§ **PARTES DEL EJERCICIO**:
#1 Edita el relato del asalto al Morro de Arica en el tramo desde "Caro, inmensamente caro, se" hasta "su humana envoltura!", poniendo "morada" en lugar de "envoltura".
#2 Responde según el relato del asalto al Morro de Arica:
(a) ¿Qué cargo tenía Armando Blondel?
(b) ¿Sobre qué se sentó San Martín al terminar su ascensión?
(c) ¿Cuántas heridas recibió Samuel Meza T.?

§ **FUENTE**:
^^^^^^^^

En uno de esos reductos murió Armando Blondel, tercer jefe del Artesanos de Tacna, que de orden del coronel J. J. Inclán, se venía replegando desde el Este, reducto por reducto.

Y al atravesar aquella suave e infernal hondonada, cayó también el bravo de los bravos, el alentado y pundonoroso comandante del 4º de línea, del futuro Arica, teniente coronel don Juan José San Martín.

Llegaba ya a la cima de la quebrada, es decir, estaba casi en el Morro, cuando una bala enemiga, deteniéndolo en su ascensión, lo hacía girar sobre sus pies, trayéndolo al suelo.

El proyectil había penetrado por el costado derecho, destruyendo, haciendo pedazos el hígado y perforando el estómago del bravo comandante!

La herida era tremenda, espantosa; y, sin embargo, San Martín, conteniendo sus entrañas, se levantó del arenisco suelo y continuó por breves instantes su ascensión, que terminó sentándose en un saco de arena.

Caro, inmensamente caro, se compraba la victoria del 4º de línea; porque San Martín estaba mortalmente herido y su espíritu inmortal no demoraría sino horas en desprenderse de su humana envoltura!

En el acto, y como un rayo, cundió la fatal nueva, y un ¡viva San Martín! ¡Hurra! ¡Venguemos a nuestro comandante!

Fue el nuevo grito de guerra, que atronó el espacio, y que cual fatídica sentencia de inapelable muerte, cayó sobre las filas enemigas.

Pero, lo hemos dicho, caro costaba la victoria. En esa ladera firmaron la carta de ciudadanía chilena del Morro de Arica: San Martín, Juan Rafael Alamos, Carlos Lamas García, Samuel Meza T., que alcanza tres heridas; Julio Paciente La Sotta, Alberto de la Cruz González, a quien lo balean en ambas piernas.

El asalto se torna en matanza. No quedan en pie sino los fuertes de rieles del centro de la plazoleta del Morro; nuestros hombres están ya en la brecha misma; un instante más, y Arica caerá para siempre.

^^^^^^^^

§ **DATOS DISPONIBLES**:
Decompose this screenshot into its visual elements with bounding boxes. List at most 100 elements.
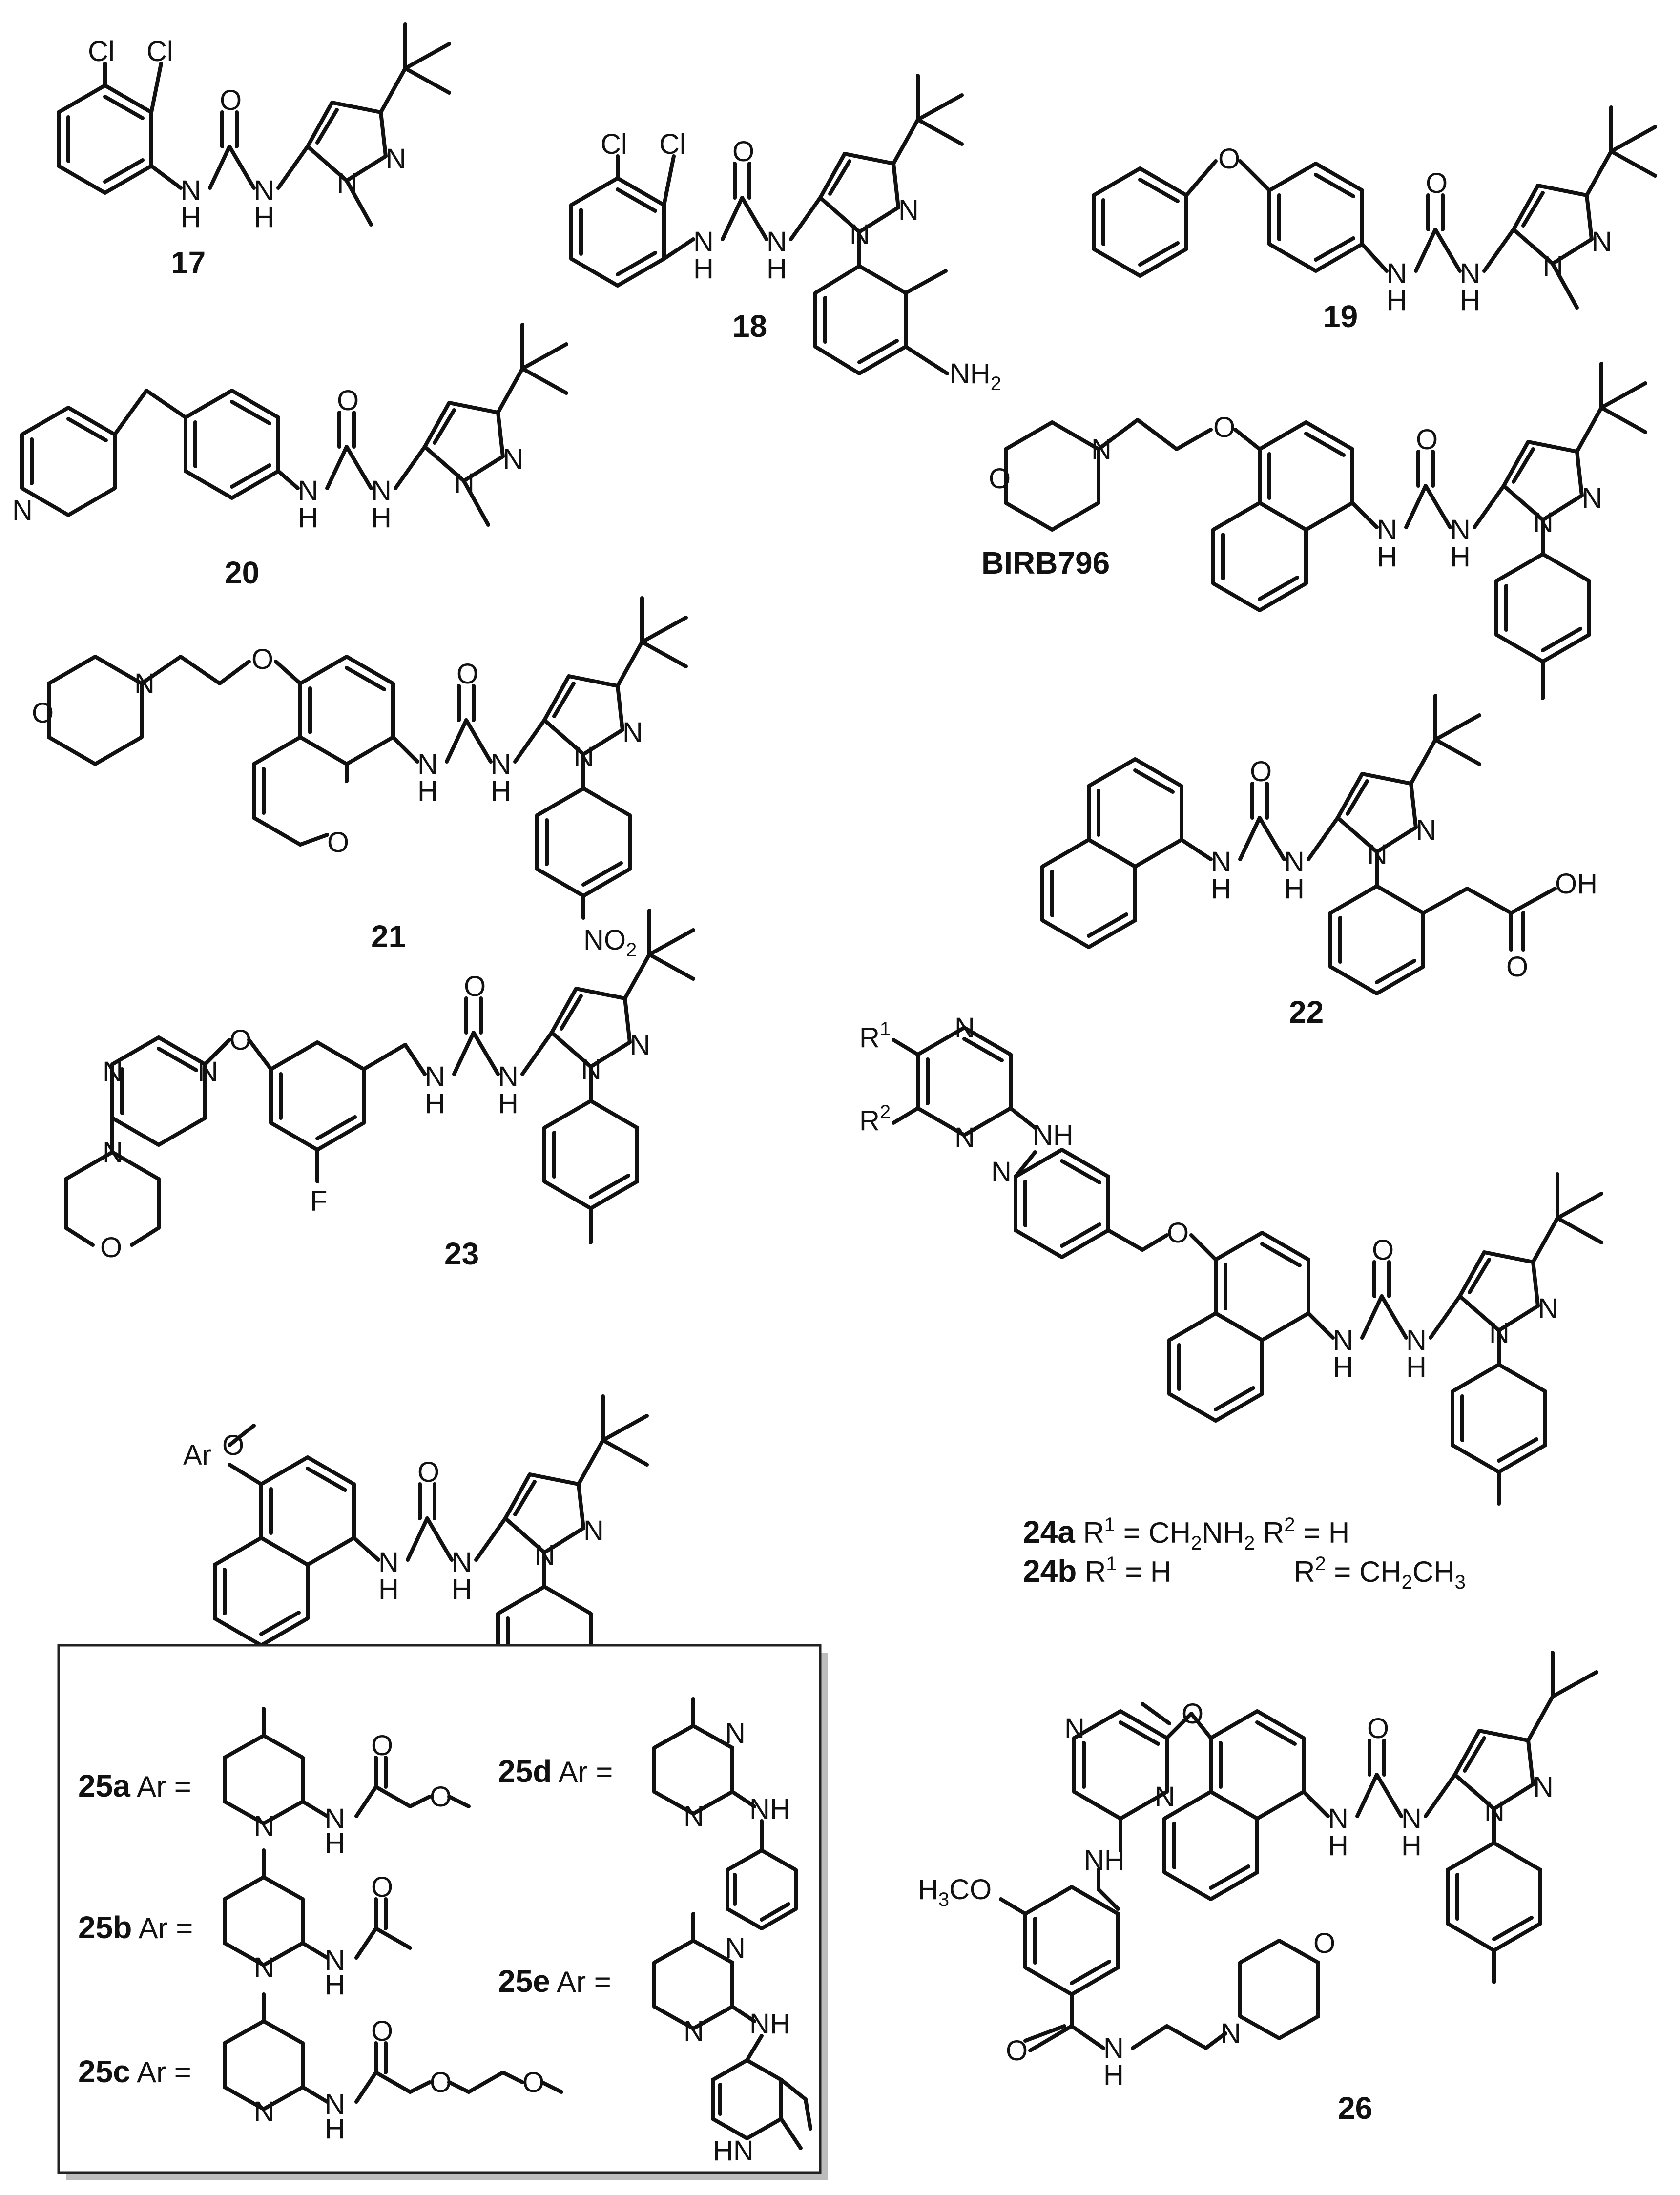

^^^^^^^^

§ **RESPUESTAS DEL EJERCICIO**:
#1
Caro, inmensamente caro, se compraba la victoria del 4º de línea; porque San Martín estaba mortalmente herido y su espíritu inmortal no demoraría sino horas en desprenderse de su humana morada!

#2
(a) Era tercer jefe del Artesanos de Tacna.
(b) Sobre un saco de arena.
(c) Tres.